**Stated exercise**
Every line containing the word "title" needs to be found and copied.
# START OF Record list
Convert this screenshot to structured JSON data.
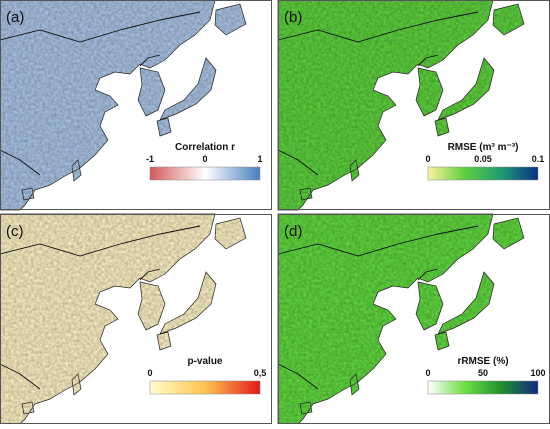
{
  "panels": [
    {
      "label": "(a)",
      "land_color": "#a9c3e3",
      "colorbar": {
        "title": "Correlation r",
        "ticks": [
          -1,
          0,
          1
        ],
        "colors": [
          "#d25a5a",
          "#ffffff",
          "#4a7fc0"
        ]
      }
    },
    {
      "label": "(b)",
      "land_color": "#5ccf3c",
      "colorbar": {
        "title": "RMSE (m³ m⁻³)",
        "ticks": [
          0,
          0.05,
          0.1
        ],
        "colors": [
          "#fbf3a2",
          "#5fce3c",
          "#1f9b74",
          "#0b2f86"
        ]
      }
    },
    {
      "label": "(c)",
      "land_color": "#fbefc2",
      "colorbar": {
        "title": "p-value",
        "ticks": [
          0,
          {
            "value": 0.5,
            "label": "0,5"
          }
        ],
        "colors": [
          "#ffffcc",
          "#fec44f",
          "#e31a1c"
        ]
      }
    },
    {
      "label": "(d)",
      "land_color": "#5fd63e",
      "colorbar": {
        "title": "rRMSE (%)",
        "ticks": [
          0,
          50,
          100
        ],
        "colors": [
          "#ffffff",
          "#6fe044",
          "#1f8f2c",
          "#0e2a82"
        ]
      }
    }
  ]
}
# END OF Record list
# START OF Record list
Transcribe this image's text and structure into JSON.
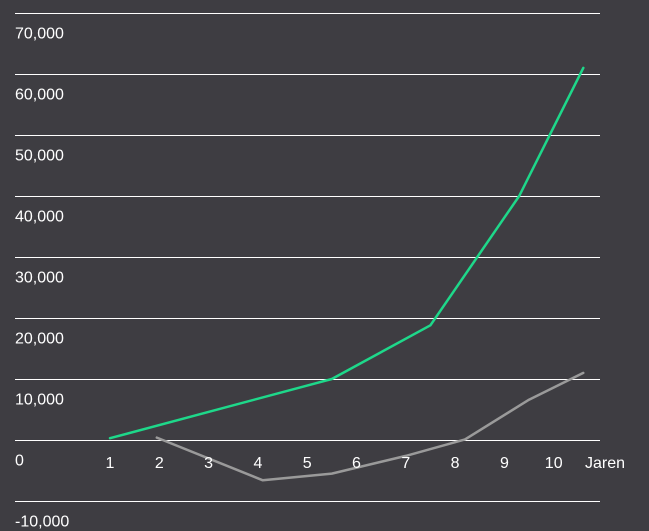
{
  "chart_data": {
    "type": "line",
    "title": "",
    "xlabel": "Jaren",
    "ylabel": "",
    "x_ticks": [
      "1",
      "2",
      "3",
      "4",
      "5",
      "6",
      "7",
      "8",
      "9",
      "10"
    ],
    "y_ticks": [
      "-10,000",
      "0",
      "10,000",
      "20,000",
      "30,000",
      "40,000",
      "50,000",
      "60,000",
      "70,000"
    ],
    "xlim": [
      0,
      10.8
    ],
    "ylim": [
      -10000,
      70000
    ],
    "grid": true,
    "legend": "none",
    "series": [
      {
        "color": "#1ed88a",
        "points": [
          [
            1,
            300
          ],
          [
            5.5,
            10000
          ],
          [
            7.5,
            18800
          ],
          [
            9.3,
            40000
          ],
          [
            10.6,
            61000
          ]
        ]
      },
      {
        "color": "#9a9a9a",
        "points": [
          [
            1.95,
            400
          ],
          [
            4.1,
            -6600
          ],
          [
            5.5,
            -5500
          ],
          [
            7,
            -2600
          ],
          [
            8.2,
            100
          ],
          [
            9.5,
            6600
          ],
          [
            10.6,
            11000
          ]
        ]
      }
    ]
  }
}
# END OF Record list
**Response**
        "title": "Correlation r",
        "title": "RMSE (m³ m⁻³)",
        "title": "p-value",
        "title": "rRMSE (%)",
    "title": "",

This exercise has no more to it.